» THE REQUEST
For each line in the data below that holds "object", return a copy.

----------

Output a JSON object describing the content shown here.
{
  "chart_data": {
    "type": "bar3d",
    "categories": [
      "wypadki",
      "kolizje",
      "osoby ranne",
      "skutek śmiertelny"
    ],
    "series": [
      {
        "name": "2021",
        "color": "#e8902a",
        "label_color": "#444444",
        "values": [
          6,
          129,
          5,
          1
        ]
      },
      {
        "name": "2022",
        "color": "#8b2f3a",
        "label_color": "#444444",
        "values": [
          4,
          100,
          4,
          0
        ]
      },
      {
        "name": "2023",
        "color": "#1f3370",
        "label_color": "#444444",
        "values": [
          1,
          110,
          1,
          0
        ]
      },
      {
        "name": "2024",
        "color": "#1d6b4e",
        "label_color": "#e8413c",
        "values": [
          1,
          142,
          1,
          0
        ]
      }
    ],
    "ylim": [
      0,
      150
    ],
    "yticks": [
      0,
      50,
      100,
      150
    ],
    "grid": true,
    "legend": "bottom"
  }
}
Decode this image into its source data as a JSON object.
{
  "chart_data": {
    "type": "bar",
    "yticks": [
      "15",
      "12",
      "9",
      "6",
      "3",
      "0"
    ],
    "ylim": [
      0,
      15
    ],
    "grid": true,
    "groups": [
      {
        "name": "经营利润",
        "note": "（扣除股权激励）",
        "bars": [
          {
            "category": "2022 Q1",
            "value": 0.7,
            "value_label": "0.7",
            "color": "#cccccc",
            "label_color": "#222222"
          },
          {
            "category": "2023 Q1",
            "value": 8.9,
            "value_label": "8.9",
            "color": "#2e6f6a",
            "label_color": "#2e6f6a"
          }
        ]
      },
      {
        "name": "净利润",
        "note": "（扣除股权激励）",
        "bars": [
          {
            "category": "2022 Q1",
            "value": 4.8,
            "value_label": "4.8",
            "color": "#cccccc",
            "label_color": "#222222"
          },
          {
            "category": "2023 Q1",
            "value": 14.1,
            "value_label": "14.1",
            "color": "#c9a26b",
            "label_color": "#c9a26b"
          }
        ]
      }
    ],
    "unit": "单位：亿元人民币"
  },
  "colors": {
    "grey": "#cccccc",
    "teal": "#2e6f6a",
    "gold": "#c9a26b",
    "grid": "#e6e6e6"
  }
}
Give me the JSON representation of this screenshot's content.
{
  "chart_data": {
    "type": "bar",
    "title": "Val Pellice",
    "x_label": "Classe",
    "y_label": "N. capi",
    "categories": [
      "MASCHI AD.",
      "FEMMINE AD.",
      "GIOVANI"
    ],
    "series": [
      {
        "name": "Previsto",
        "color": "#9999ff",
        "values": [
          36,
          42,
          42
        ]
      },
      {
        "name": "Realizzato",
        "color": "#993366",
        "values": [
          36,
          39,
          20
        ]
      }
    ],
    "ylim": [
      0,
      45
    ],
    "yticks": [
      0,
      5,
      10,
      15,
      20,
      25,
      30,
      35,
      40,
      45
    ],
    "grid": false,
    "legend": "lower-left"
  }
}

----------

» FINISHED EXERCISE
Output a JSON object describing the content shown here.
Decode this image into its source data as a JSON object.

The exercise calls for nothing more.